--- Your instructions ---
Provide nothing but the number of lines containing the string "Asymmetric".

--- Stored records ---

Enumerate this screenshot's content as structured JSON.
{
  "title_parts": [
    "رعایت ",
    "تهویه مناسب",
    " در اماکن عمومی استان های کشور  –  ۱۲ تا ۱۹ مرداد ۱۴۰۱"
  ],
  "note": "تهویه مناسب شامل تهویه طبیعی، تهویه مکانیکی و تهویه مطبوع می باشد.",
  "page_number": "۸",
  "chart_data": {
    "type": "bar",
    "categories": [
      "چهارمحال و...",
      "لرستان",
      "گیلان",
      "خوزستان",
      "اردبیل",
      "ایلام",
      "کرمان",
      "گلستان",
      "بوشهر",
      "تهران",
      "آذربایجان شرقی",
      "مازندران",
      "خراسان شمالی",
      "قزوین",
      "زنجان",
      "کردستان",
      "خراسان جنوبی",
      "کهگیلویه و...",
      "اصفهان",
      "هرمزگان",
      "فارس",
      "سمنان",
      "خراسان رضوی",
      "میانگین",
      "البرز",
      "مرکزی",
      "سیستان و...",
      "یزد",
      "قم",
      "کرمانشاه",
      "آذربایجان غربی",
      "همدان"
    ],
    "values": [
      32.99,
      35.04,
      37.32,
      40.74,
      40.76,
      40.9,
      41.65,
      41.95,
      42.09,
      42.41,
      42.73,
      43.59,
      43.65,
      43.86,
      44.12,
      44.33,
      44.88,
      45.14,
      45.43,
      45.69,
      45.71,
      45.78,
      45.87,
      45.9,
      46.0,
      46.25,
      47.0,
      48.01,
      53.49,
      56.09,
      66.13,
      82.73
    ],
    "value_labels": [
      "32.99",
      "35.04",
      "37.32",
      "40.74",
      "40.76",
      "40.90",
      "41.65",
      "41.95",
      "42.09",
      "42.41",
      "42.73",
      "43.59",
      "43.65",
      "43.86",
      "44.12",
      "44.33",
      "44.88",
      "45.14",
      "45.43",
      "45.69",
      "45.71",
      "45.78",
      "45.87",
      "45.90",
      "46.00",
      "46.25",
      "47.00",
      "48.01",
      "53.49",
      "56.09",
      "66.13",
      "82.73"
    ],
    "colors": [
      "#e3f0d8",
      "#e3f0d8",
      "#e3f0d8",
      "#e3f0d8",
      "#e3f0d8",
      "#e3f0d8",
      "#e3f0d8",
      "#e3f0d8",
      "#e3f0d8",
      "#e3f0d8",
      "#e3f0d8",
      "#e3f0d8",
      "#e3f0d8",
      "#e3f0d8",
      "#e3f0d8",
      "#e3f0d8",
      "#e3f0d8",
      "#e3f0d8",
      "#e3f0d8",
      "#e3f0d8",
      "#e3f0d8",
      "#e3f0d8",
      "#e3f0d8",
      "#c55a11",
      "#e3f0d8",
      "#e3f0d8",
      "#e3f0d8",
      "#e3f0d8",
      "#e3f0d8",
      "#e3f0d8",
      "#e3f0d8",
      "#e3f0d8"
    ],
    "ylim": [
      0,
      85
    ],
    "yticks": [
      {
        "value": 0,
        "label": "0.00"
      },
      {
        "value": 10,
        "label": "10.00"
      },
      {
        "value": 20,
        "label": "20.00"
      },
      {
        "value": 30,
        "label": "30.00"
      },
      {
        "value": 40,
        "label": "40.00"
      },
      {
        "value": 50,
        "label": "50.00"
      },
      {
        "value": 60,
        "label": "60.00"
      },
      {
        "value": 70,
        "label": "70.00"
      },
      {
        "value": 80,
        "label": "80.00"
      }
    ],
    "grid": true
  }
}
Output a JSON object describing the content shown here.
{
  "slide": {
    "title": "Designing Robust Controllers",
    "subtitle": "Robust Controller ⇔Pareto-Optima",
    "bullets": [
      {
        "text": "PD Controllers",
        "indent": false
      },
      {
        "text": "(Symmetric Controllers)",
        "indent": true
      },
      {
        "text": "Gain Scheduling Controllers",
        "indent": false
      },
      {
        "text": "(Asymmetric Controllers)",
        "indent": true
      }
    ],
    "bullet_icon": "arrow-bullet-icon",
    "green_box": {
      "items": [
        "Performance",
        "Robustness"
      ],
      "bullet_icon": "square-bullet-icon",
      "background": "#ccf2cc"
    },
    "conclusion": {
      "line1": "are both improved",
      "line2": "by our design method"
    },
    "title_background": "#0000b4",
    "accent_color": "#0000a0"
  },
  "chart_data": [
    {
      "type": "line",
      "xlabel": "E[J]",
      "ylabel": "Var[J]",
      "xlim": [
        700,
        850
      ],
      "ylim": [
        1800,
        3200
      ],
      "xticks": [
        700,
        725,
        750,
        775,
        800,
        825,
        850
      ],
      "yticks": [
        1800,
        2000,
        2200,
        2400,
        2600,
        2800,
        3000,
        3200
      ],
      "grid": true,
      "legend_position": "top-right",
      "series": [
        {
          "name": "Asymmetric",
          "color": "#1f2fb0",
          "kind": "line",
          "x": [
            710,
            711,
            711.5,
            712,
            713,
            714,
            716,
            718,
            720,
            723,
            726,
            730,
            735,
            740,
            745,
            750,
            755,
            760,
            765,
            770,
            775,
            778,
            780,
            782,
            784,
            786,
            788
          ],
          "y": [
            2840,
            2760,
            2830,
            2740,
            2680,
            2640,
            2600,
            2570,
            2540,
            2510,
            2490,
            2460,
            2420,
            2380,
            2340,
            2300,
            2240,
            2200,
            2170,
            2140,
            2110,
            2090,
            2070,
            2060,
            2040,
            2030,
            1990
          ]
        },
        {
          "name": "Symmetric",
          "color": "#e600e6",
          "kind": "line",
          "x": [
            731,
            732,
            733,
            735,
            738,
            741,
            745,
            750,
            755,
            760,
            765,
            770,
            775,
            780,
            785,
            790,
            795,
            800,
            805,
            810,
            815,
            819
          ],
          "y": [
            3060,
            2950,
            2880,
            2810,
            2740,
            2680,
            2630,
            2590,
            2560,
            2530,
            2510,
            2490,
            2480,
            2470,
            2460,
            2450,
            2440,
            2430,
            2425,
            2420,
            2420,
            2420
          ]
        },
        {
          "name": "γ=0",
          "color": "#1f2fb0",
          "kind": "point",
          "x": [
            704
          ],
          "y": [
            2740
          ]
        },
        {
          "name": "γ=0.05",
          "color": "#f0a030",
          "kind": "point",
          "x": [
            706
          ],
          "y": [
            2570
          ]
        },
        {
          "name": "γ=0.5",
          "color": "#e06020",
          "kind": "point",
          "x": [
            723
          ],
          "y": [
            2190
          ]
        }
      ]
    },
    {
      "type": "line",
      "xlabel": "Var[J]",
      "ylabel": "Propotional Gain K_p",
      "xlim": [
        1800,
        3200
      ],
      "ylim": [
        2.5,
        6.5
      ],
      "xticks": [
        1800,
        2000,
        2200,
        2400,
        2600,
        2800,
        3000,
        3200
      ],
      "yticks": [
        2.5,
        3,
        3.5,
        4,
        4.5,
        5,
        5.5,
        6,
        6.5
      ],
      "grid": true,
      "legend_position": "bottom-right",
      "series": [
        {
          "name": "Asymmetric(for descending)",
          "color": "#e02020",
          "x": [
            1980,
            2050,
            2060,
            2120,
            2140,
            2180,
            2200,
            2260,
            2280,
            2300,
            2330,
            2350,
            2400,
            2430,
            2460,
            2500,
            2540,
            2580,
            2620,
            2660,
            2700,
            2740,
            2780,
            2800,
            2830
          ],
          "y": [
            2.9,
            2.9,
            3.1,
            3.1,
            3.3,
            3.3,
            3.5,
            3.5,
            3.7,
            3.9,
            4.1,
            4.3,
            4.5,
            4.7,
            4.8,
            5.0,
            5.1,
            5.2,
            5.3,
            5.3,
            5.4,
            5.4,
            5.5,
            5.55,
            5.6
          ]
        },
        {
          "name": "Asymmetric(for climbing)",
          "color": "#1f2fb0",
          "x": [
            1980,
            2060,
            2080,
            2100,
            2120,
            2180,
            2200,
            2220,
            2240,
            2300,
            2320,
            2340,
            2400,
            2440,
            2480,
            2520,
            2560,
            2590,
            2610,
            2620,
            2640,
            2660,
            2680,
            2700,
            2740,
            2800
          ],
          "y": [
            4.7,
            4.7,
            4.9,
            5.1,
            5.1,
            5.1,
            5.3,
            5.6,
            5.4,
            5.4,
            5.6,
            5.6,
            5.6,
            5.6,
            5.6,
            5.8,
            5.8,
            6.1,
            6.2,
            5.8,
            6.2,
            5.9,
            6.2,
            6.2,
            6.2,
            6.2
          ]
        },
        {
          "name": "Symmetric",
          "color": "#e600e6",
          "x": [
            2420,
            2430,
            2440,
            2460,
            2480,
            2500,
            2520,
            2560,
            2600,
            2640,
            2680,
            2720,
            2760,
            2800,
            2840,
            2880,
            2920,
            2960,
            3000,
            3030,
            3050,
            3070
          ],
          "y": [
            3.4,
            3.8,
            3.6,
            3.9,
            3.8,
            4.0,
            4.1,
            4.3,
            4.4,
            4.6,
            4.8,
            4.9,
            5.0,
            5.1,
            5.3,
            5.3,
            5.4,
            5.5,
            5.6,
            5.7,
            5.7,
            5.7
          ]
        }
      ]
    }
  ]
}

--- Written response ---
4